■ PROBLEM DESCRIPTION ■
Render the material again word for word, skipping the pictures in it.

(Data records)

■ ■ ■ ■

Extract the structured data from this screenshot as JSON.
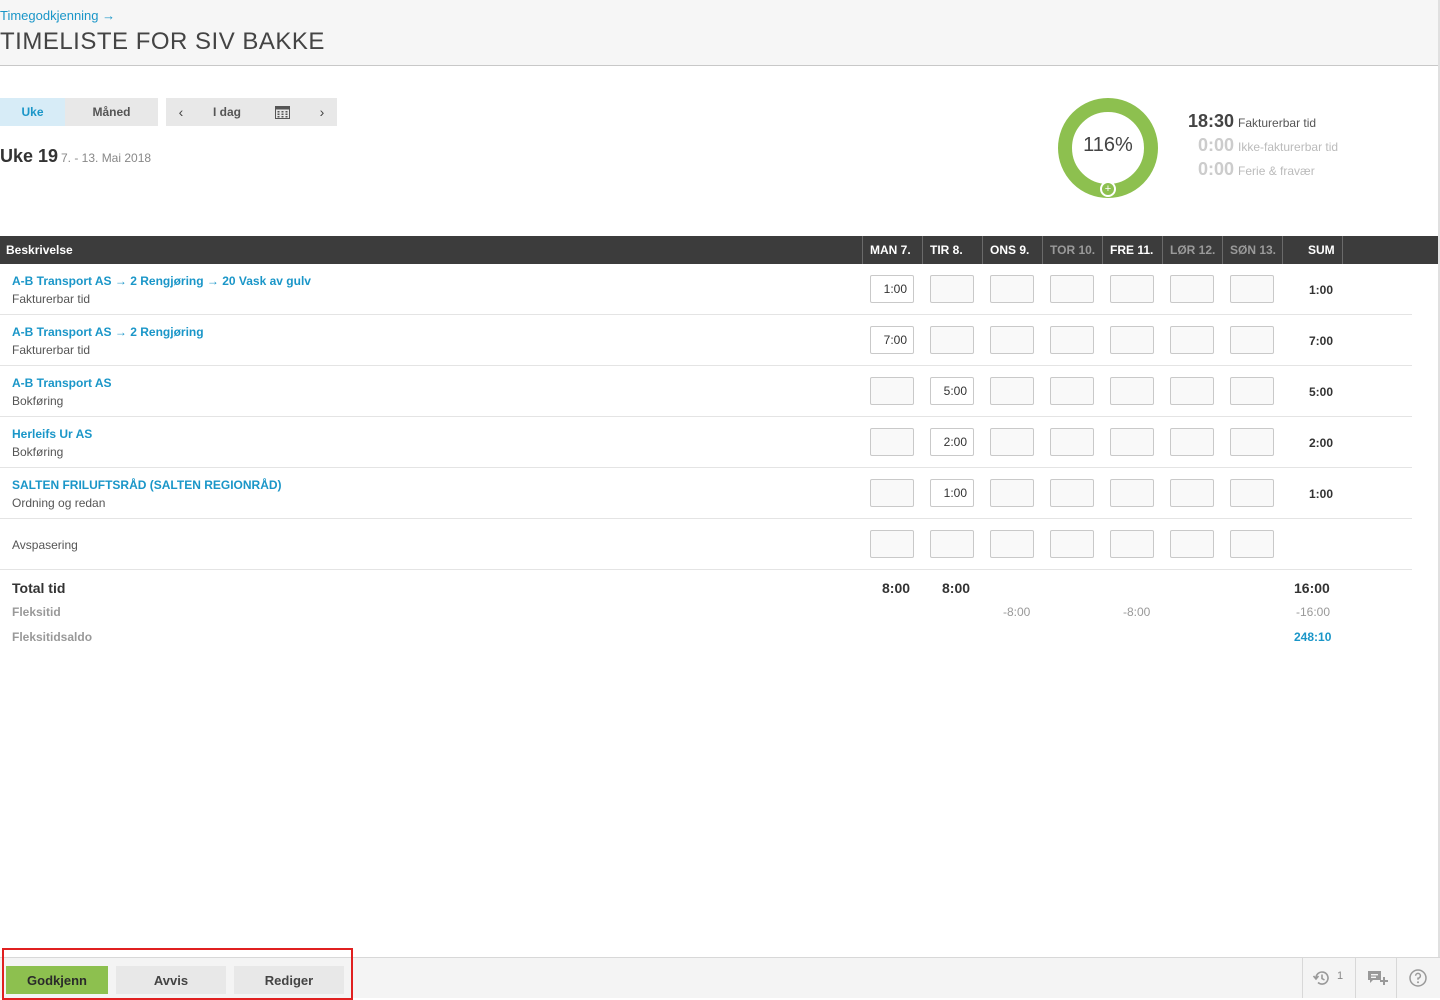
{
  "breadcrumb": "Timegodkjenning →",
  "page_title": "TIMELISTE FOR SIV BAKKE",
  "view_toggle": {
    "week": "Uke",
    "month": "Måned"
  },
  "date_nav": {
    "prev": "‹",
    "today": "I dag",
    "next": "›"
  },
  "week": {
    "title": "Uke 19",
    "range": "7. - 13. Mai 2018"
  },
  "summary": {
    "percent_label": "116%",
    "percent_value": 116,
    "plus": "+",
    "billable": {
      "value": "18:30",
      "label": "Fakturerbar tid"
    },
    "nonbillable": {
      "value": "0:00",
      "label": "Ikke-fakturerbar tid"
    },
    "leave": {
      "value": "0:00",
      "label": "Ferie & fravær"
    }
  },
  "table": {
    "headers": {
      "description": "Beskrivelse",
      "days": [
        "MAN 7.",
        "TIR 8.",
        "ONS 9.",
        "TOR 10.",
        "FRE 11.",
        "LØR 12.",
        "SØN 13."
      ],
      "sum": "SUM"
    },
    "rows": [
      {
        "title": "A-B Transport AS → 2 Rengjøring → 20 Vask av gulv",
        "subtitle": "Fakturerbar tid",
        "cells": [
          "1:00",
          "",
          "",
          "",
          "",
          "",
          ""
        ],
        "sum": "1:00"
      },
      {
        "title": "A-B Transport AS → 2 Rengjøring",
        "subtitle": "Fakturerbar tid",
        "cells": [
          "7:00",
          "",
          "",
          "",
          "",
          "",
          ""
        ],
        "sum": "7:00"
      },
      {
        "title": "A-B Transport AS",
        "subtitle": "Bokføring",
        "cells": [
          "",
          "5:00",
          "",
          "",
          "",
          "",
          ""
        ],
        "sum": "5:00"
      },
      {
        "title": "Herleifs Ur AS",
        "subtitle": "Bokføring",
        "cells": [
          "",
          "2:00",
          "",
          "",
          "",
          "",
          ""
        ],
        "sum": "2:00"
      },
      {
        "title": "SALTEN FRILUFTSRÅD (SALTEN REGIONRÅD)",
        "subtitle": "Ordning og redan",
        "cells": [
          "",
          "1:00",
          "",
          "",
          "",
          "",
          ""
        ],
        "sum": "1:00"
      },
      {
        "title": "",
        "subtitle": "Avspasering",
        "cells": [
          "",
          "",
          "",
          "",
          "",
          "",
          ""
        ],
        "sum": ""
      }
    ],
    "totals": {
      "total_label": "Total tid",
      "mon": "8:00",
      "tue": "8:00",
      "sum": "16:00",
      "flex_label": "Fleksitid",
      "flex_wed": "-8:00",
      "flex_fri": "-8:00",
      "flex_sum": "-16:00",
      "balance_label": "Fleksitidsaldo",
      "balance": "248:10"
    }
  },
  "footer": {
    "approve": "Godkjenn",
    "reject": "Avvis",
    "edit": "Rediger",
    "history_count": "1"
  },
  "colors": {
    "accent": "#1a96c8",
    "green": "#8dc04f",
    "header_bg": "#3c3c3c",
    "highlight": "#e02020"
  }
}
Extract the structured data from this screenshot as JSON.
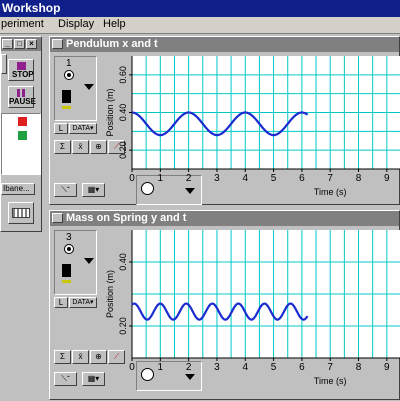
{
  "app": {
    "title": "Workshop"
  },
  "menu": [
    "periment",
    "Display",
    "Help"
  ],
  "controls": {
    "stop_label": "STOP",
    "pause_label": "PAUSE",
    "btn_label": "Ibane..."
  },
  "colors": {
    "graph_line": "#1a2bd0",
    "grid": "#00c8c8",
    "title_bg": "#808080",
    "app_title_bg": "#10208a",
    "flag_red": "#e02020",
    "flag_green": "#20a040"
  },
  "graphs": [
    {
      "title": "Pendulum x and t",
      "probe_number": "1",
      "y_axis_label": "Position (m)",
      "y_ticks": [
        "0.20",
        "0.40",
        "0.60"
      ],
      "x_axis_label": "Time (s)",
      "x_ticks": [
        "0",
        "1",
        "2",
        "3",
        "4",
        "5",
        "6",
        "7",
        "8",
        "9"
      ],
      "chart_data": {
        "type": "line",
        "xlabel": "Time (s)",
        "ylabel": "Position (m)",
        "xlim": [
          0,
          9.5
        ],
        "ylim": [
          0.1,
          0.7
        ],
        "grid": true,
        "series": [
          {
            "model": "sine",
            "x_start": 0,
            "x_end": 6.2,
            "center": 0.34,
            "amplitude": 0.06,
            "period": 2.0,
            "phase_deg": 90
          }
        ]
      }
    },
    {
      "title": "Mass on Spring y and t",
      "probe_number": "3",
      "y_axis_label": "Position (m)",
      "y_ticks": [
        "0.20",
        "0.40"
      ],
      "x_axis_label": "Time (s)",
      "x_ticks": [
        "0",
        "1",
        "2",
        "3",
        "4",
        "5",
        "6",
        "7",
        "8",
        "9"
      ],
      "chart_data": {
        "type": "line",
        "xlabel": "Time (s)",
        "ylabel": "Position (m)",
        "xlim": [
          0,
          9.5
        ],
        "ylim": [
          0.1,
          0.5
        ],
        "grid": true,
        "series": [
          {
            "model": "sine",
            "x_start": 0,
            "x_end": 6.2,
            "center": 0.245,
            "amplitude": 0.025,
            "period": 0.92,
            "phase_deg": 60
          }
        ]
      }
    }
  ]
}
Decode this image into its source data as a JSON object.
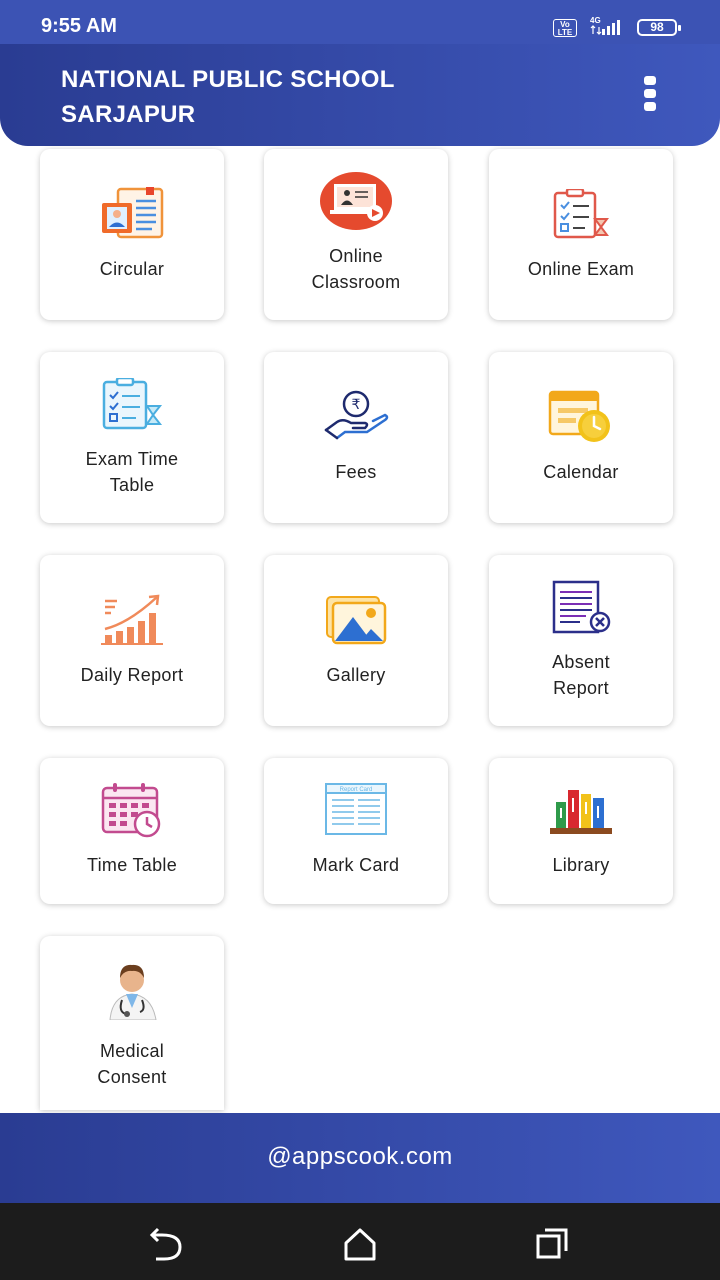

■ ■ ■ ■

■ RESULT ■
Extract the structured data from this screenshot as JSON.
{
  "breadcrumb": "Timegodkjenning →",
  "page_title": "TIMELISTE FOR SIV BAKKE",
  "view_toggle": {
    "week": "Uke",
    "month": "Måned"
  },
  "date_nav": {
    "prev": "‹",
    "today": "I dag",
    "next": "›"
  },
  "week": {
    "title": "Uke 19",
    "range": "7. - 13. Mai 2018"
  },
  "summary": {
    "percent_label": "116%",
    "percent_value": 116,
    "plus": "+",
    "billable": {
      "value": "18:30",
      "label": "Fakturerbar tid"
    },
    "nonbillable": {
      "value": "0:00",
      "label": "Ikke-fakturerbar tid"
    },
    "leave": {
      "value": "0:00",
      "label": "Ferie & fravær"
    }
  },
  "table": {
    "headers": {
      "description": "Beskrivelse",
      "days": [
        "MAN 7.",
        "TIR 8.",
        "ONS 9.",
        "TOR 10.",
        "FRE 11.",
        "LØR 12.",
        "SØN 13."
      ],
      "sum": "SUM"
    },
    "rows": [
      {
        "title": "A-B Transport AS → 2 Rengjøring → 20 Vask av gulv",
        "subtitle": "Fakturerbar tid",
        "cells": [
          "1:00",
          "",
          "",
          "",
          "",
          "",
          ""
        ],
        "sum": "1:00"
      },
      {
        "title": "A-B Transport AS → 2 Rengjøring",
        "subtitle": "Fakturerbar tid",
        "cells": [
          "7:00",
          "",
          "",
          "",
          "",
          "",
          ""
        ],
        "sum": "7:00"
      },
      {
        "title": "A-B Transport AS",
        "subtitle": "Bokføring",
        "cells": [
          "",
          "5:00",
          "",
          "",
          "",
          "",
          ""
        ],
        "sum": "5:00"
      },
      {
        "title": "Herleifs Ur AS",
        "subtitle": "Bokføring",
        "cells": [
          "",
          "2:00",
          "",
          "",
          "",
          "",
          ""
        ],
        "sum": "2:00"
      },
      {
        "title": "SALTEN FRILUFTSRÅD (SALTEN REGIONRÅD)",
        "subtitle": "Ordning og redan",
        "cells": [
          "",
          "1:00",
          "",
          "",
          "",
          "",
          ""
        ],
        "sum": "1:00"
      },
      {
        "title": "",
        "subtitle": "Avspasering",
        "cells": [
          "",
          "",
          "",
          "",
          "",
          "",
          ""
        ],
        "sum": ""
      }
    ],
    "totals": {
      "total_label": "Total tid",
      "mon": "8:00",
      "tue": "8:00",
      "sum": "16:00",
      "flex_label": "Fleksitid",
      "flex_wed": "-8:00",
      "flex_fri": "-8:00",
      "flex_sum": "-16:00",
      "balance_label": "Fleksitidsaldo",
      "balance": "248:10"
    }
  },
  "footer": {
    "approve": "Godkjenn",
    "reject": "Avvis",
    "edit": "Rediger",
    "history_count": "1"
  },
  "colors": {
    "accent": "#1a96c8",
    "green": "#8dc04f",
    "header_bg": "#3c3c3c",
    "highlight": "#e02020"
  }
}
Extract the structured data from this screenshot as JSON.
{
  "app": {
    "title": "Workshop"
  },
  "menu": [
    "periment",
    "Display",
    "Help"
  ],
  "controls": {
    "stop_label": "STOP",
    "pause_label": "PAUSE",
    "btn_label": "Ibane..."
  },
  "colors": {
    "graph_line": "#1a2bd0",
    "grid": "#00c8c8",
    "title_bg": "#808080",
    "app_title_bg": "#10208a",
    "flag_red": "#e02020",
    "flag_green": "#20a040"
  },
  "graphs": [
    {
      "title": "Pendulum x and t",
      "probe_number": "1",
      "y_axis_label": "Position (m)",
      "y_ticks": [
        "0.20",
        "0.40",
        "0.60"
      ],
      "x_axis_label": "Time (s)",
      "x_ticks": [
        "0",
        "1",
        "2",
        "3",
        "4",
        "5",
        "6",
        "7",
        "8",
        "9"
      ],
      "chart_data": {
        "type": "line",
        "xlabel": "Time (s)",
        "ylabel": "Position (m)",
        "xlim": [
          0,
          9.5
        ],
        "ylim": [
          0.1,
          0.7
        ],
        "grid": true,
        "series": [
          {
            "model": "sine",
            "x_start": 0,
            "x_end": 6.2,
            "center": 0.34,
            "amplitude": 0.06,
            "period": 2.0,
            "phase_deg": 90
          }
        ]
      }
    },
    {
      "title": "Mass on Spring y and t",
      "probe_number": "3",
      "y_axis_label": "Position (m)",
      "y_ticks": [
        "0.20",
        "0.40"
      ],
      "x_axis_label": "Time (s)",
      "x_ticks": [
        "0",
        "1",
        "2",
        "3",
        "4",
        "5",
        "6",
        "7",
        "8",
        "9"
      ],
      "chart_data": {
        "type": "line",
        "xlabel": "Time (s)",
        "ylabel": "Position (m)",
        "xlim": [
          0,
          9.5
        ],
        "ylim": [
          0.1,
          0.5
        ],
        "grid": true,
        "series": [
          {
            "model": "sine",
            "x_start": 0,
            "x_end": 6.2,
            "center": 0.245,
            "amplitude": 0.025,
            "period": 0.92,
            "phase_deg": 60
          }
        ]
      }
    }
  ]
}
Decode this image into its source data as a JSON object.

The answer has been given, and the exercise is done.